*Written task:* All of the material below is to be returned exactly.

*Data entries:*
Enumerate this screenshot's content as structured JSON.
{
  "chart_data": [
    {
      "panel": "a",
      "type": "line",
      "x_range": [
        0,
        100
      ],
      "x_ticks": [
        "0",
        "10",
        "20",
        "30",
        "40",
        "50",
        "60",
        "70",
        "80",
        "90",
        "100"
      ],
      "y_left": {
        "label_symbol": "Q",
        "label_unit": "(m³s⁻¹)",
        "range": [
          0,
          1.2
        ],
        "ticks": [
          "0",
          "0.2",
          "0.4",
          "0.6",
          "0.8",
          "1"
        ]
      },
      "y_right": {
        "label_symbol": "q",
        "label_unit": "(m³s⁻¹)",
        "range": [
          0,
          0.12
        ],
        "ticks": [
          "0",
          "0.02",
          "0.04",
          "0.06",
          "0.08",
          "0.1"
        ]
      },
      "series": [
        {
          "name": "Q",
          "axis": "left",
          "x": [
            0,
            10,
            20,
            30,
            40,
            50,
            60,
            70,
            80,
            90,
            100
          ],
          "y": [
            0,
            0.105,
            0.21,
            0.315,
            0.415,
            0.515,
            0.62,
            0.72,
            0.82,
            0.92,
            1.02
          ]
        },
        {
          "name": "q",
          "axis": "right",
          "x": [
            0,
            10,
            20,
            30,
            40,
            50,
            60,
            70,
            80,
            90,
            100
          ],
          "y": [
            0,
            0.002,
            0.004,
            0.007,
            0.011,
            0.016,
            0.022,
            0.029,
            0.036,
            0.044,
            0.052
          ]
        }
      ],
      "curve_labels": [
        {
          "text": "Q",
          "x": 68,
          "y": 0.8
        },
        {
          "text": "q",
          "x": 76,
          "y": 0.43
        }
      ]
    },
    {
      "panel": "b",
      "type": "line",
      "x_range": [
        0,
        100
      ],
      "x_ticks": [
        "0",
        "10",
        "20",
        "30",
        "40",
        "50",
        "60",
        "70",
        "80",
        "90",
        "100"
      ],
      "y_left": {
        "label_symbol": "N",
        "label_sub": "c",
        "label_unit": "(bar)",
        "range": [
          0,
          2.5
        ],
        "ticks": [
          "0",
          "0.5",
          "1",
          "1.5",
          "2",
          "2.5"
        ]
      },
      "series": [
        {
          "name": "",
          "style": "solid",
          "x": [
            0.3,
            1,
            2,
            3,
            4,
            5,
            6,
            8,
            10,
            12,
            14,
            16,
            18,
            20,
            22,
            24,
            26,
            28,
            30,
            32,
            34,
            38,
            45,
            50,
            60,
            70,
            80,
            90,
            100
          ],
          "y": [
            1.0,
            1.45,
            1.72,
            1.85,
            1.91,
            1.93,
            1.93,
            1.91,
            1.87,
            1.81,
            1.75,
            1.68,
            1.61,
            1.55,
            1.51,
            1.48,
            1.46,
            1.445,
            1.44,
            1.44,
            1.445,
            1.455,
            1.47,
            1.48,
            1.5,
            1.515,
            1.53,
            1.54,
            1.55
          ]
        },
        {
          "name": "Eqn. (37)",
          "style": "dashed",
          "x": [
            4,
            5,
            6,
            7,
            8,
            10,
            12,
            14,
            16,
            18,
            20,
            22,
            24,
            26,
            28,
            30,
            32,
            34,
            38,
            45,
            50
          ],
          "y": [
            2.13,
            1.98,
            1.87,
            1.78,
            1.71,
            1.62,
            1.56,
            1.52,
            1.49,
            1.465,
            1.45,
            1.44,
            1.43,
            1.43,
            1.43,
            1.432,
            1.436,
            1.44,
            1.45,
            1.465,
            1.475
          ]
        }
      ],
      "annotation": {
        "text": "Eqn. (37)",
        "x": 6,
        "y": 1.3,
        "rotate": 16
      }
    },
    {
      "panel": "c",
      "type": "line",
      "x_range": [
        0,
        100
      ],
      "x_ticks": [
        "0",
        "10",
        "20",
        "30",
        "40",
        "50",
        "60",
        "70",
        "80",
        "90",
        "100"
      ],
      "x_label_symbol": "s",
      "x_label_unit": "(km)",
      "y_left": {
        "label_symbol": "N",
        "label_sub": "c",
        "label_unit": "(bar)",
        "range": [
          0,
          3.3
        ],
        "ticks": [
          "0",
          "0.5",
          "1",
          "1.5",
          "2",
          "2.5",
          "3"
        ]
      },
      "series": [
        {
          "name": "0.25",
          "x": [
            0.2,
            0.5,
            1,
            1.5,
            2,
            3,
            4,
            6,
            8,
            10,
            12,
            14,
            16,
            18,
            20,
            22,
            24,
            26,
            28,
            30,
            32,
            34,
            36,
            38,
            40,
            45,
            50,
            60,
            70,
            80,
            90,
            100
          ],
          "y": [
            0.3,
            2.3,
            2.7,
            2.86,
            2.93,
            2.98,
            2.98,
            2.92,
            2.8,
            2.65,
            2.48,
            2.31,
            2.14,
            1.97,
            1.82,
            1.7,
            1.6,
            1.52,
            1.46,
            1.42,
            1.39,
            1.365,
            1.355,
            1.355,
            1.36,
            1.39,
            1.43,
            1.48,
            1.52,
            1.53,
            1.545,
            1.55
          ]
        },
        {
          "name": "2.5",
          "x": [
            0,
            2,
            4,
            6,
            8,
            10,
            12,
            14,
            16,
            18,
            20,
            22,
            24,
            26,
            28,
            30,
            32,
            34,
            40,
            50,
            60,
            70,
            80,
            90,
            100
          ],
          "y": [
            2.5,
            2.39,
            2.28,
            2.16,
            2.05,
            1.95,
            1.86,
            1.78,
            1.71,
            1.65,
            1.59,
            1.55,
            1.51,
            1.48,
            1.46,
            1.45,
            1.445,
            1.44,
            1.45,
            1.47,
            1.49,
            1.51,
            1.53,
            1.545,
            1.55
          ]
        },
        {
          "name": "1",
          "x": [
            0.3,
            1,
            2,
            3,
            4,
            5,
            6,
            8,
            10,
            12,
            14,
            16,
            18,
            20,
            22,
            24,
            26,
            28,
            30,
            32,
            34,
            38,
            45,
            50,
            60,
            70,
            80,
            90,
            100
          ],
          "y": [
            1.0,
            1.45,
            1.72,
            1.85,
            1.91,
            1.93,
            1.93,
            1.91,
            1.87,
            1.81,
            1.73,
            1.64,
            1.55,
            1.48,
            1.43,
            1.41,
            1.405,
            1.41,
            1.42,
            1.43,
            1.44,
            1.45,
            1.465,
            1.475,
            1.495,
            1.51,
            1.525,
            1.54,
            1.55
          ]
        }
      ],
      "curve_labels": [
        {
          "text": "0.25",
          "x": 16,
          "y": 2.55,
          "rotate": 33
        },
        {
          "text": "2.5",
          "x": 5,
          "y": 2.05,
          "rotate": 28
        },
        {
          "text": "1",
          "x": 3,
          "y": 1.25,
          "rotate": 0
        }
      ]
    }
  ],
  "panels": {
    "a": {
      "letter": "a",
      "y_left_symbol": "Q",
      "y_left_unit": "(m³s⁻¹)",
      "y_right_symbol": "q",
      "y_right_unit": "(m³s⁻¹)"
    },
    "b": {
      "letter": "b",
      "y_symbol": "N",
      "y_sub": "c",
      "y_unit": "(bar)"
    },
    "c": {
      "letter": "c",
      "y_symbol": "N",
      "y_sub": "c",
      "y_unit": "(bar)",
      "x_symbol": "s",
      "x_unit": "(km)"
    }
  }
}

*Response to this exercise:*
Enumerate this screenshot's content as structured JSON.
{
  "chart_data": [
    {
      "panel": "a",
      "type": "line",
      "x_range": [
        0,
        100
      ],
      "x_ticks": [
        "0",
        "10",
        "20",
        "30",
        "40",
        "50",
        "60",
        "70",
        "80",
        "90",
        "100"
      ],
      "y_left": {
        "label_symbol": "Q",
        "label_unit": "(m³s⁻¹)",
        "range": [
          0,
          1.2
        ],
        "ticks": [
          "0",
          "0.2",
          "0.4",
          "0.6",
          "0.8",
          "1"
        ]
      },
      "y_right": {
        "label_symbol": "q",
        "label_unit": "(m³s⁻¹)",
        "range": [
          0,
          0.12
        ],
        "ticks": [
          "0",
          "0.02",
          "0.04",
          "0.06",
          "0.08",
          "0.1"
        ]
      },
      "series": [
        {
          "name": "Q",
          "axis": "left",
          "x": [
            0,
            10,
            20,
            30,
            40,
            50,
            60,
            70,
            80,
            90,
            100
          ],
          "y": [
            0,
            0.105,
            0.21,
            0.315,
            0.415,
            0.515,
            0.62,
            0.72,
            0.82,
            0.92,
            1.02
          ]
        },
        {
          "name": "q",
          "axis": "right",
          "x": [
            0,
            10,
            20,
            30,
            40,
            50,
            60,
            70,
            80,
            90,
            100
          ],
          "y": [
            0,
            0.002,
            0.004,
            0.007,
            0.011,
            0.016,
            0.022,
            0.029,
            0.036,
            0.044,
            0.052
          ]
        }
      ],
      "curve_labels": [
        {
          "text": "Q",
          "x": 68,
          "y": 0.8
        },
        {
          "text": "q",
          "x": 76,
          "y": 0.43
        }
      ]
    },
    {
      "panel": "b",
      "type": "line",
      "x_range": [
        0,
        100
      ],
      "x_ticks": [
        "0",
        "10",
        "20",
        "30",
        "40",
        "50",
        "60",
        "70",
        "80",
        "90",
        "100"
      ],
      "y_left": {
        "label_symbol": "N",
        "label_sub": "c",
        "label_unit": "(bar)",
        "range": [
          0,
          2.5
        ],
        "ticks": [
          "0",
          "0.5",
          "1",
          "1.5",
          "2",
          "2.5"
        ]
      },
      "series": [
        {
          "name": "",
          "style": "solid",
          "x": [
            0.3,
            1,
            2,
            3,
            4,
            5,
            6,
            8,
            10,
            12,
            14,
            16,
            18,
            20,
            22,
            24,
            26,
            28,
            30,
            32,
            34,
            38,
            45,
            50,
            60,
            70,
            80,
            90,
            100
          ],
          "y": [
            1.0,
            1.45,
            1.72,
            1.85,
            1.91,
            1.93,
            1.93,
            1.91,
            1.87,
            1.81,
            1.75,
            1.68,
            1.61,
            1.55,
            1.51,
            1.48,
            1.46,
            1.445,
            1.44,
            1.44,
            1.445,
            1.455,
            1.47,
            1.48,
            1.5,
            1.515,
            1.53,
            1.54,
            1.55
          ]
        },
        {
          "name": "Eqn. (37)",
          "style": "dashed",
          "x": [
            4,
            5,
            6,
            7,
            8,
            10,
            12,
            14,
            16,
            18,
            20,
            22,
            24,
            26,
            28,
            30,
            32,
            34,
            38,
            45,
            50
          ],
          "y": [
            2.13,
            1.98,
            1.87,
            1.78,
            1.71,
            1.62,
            1.56,
            1.52,
            1.49,
            1.465,
            1.45,
            1.44,
            1.43,
            1.43,
            1.43,
            1.432,
            1.436,
            1.44,
            1.45,
            1.465,
            1.475
          ]
        }
      ],
      "annotation": {
        "text": "Eqn. (37)",
        "x": 6,
        "y": 1.3,
        "rotate": 16
      }
    },
    {
      "panel": "c",
      "type": "line",
      "x_range": [
        0,
        100
      ],
      "x_ticks": [
        "0",
        "10",
        "20",
        "30",
        "40",
        "50",
        "60",
        "70",
        "80",
        "90",
        "100"
      ],
      "x_label_symbol": "s",
      "x_label_unit": "(km)",
      "y_left": {
        "label_symbol": "N",
        "label_sub": "c",
        "label_unit": "(bar)",
        "range": [
          0,
          3.3
        ],
        "ticks": [
          "0",
          "0.5",
          "1",
          "1.5",
          "2",
          "2.5",
          "3"
        ]
      },
      "series": [
        {
          "name": "0.25",
          "x": [
            0.2,
            0.5,
            1,
            1.5,
            2,
            3,
            4,
            6,
            8,
            10,
            12,
            14,
            16,
            18,
            20,
            22,
            24,
            26,
            28,
            30,
            32,
            34,
            36,
            38,
            40,
            45,
            50,
            60,
            70,
            80,
            90,
            100
          ],
          "y": [
            0.3,
            2.3,
            2.7,
            2.86,
            2.93,
            2.98,
            2.98,
            2.92,
            2.8,
            2.65,
            2.48,
            2.31,
            2.14,
            1.97,
            1.82,
            1.7,
            1.6,
            1.52,
            1.46,
            1.42,
            1.39,
            1.365,
            1.355,
            1.355,
            1.36,
            1.39,
            1.43,
            1.48,
            1.52,
            1.53,
            1.545,
            1.55
          ]
        },
        {
          "name": "2.5",
          "x": [
            0,
            2,
            4,
            6,
            8,
            10,
            12,
            14,
            16,
            18,
            20,
            22,
            24,
            26,
            28,
            30,
            32,
            34,
            40,
            50,
            60,
            70,
            80,
            90,
            100
          ],
          "y": [
            2.5,
            2.39,
            2.28,
            2.16,
            2.05,
            1.95,
            1.86,
            1.78,
            1.71,
            1.65,
            1.59,
            1.55,
            1.51,
            1.48,
            1.46,
            1.45,
            1.445,
            1.44,
            1.45,
            1.47,
            1.49,
            1.51,
            1.53,
            1.545,
            1.55
          ]
        },
        {
          "name": "1",
          "x": [
            0.3,
            1,
            2,
            3,
            4,
            5,
            6,
            8,
            10,
            12,
            14,
            16,
            18,
            20,
            22,
            24,
            26,
            28,
            30,
            32,
            34,
            38,
            45,
            50,
            60,
            70,
            80,
            90,
            100
          ],
          "y": [
            1.0,
            1.45,
            1.72,
            1.85,
            1.91,
            1.93,
            1.93,
            1.91,
            1.87,
            1.81,
            1.73,
            1.64,
            1.55,
            1.48,
            1.43,
            1.41,
            1.405,
            1.41,
            1.42,
            1.43,
            1.44,
            1.45,
            1.465,
            1.475,
            1.495,
            1.51,
            1.525,
            1.54,
            1.55
          ]
        }
      ],
      "curve_labels": [
        {
          "text": "0.25",
          "x": 16,
          "y": 2.55,
          "rotate": 33
        },
        {
          "text": "2.5",
          "x": 5,
          "y": 2.05,
          "rotate": 28
        },
        {
          "text": "1",
          "x": 3,
          "y": 1.25,
          "rotate": 0
        }
      ]
    }
  ],
  "panels": {
    "a": {
      "letter": "a",
      "y_left_symbol": "Q",
      "y_left_unit": "(m³s⁻¹)",
      "y_right_symbol": "q",
      "y_right_unit": "(m³s⁻¹)"
    },
    "b": {
      "letter": "b",
      "y_symbol": "N",
      "y_sub": "c",
      "y_unit": "(bar)"
    },
    "c": {
      "letter": "c",
      "y_symbol": "N",
      "y_sub": "c",
      "y_unit": "(bar)",
      "x_symbol": "s",
      "x_unit": "(km)"
    }
  }
}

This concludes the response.